◆ Problem statement ◆
Reproduce the listing below in its entirety. Change nothing.

◆ Data to process ◆
==*==

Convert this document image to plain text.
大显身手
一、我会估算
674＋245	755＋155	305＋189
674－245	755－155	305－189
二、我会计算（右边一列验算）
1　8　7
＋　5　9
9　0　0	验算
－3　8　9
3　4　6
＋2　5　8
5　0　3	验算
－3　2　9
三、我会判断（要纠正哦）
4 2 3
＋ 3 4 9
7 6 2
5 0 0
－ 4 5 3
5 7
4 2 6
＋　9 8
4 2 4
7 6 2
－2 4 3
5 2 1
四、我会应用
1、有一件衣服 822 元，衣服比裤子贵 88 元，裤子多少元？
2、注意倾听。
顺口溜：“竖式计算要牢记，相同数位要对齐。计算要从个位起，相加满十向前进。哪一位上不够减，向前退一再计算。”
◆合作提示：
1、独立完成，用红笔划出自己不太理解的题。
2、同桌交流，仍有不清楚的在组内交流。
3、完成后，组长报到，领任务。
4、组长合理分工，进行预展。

==*==

◆ Task result ◆
Convert this document image to plain text.
大显身手
一、我会估算
674＋245	755＋155	305＋189
674－245	755－155	305－189
二、我会计算（右边一列验算）
1　8　7
＋　5　9
9　0　0	验算
－3　8　9
3　4　6
＋2　5　8
5　0　3	验算
－3　2　9
三、我会判断（要纠正哦）
4 2 3
＋ 3 4 9
7 6 2
5 0 0
－ 4 5 3
5 7
4 2 6
＋　9 8
4 2 4
7 6 2
－2 4 3
5 2 1
四、我会应用
1、有一件衣服 822 元，衣服比裤子贵 88 元，裤子多少元？
2、注意倾听。
顺口溜：“竖式计算要牢记，相同数位要对齐。计算要从个位起，相加满十向前进。哪一位上不够减，向前退一再计算。”
◆合作提示：
1、独立完成，用红笔划出自己不太理解的题。
2、同桌交流，仍有不清楚的在组内交流。
3、完成后，组长报到，领任务。
4、组长合理分工，进行预展。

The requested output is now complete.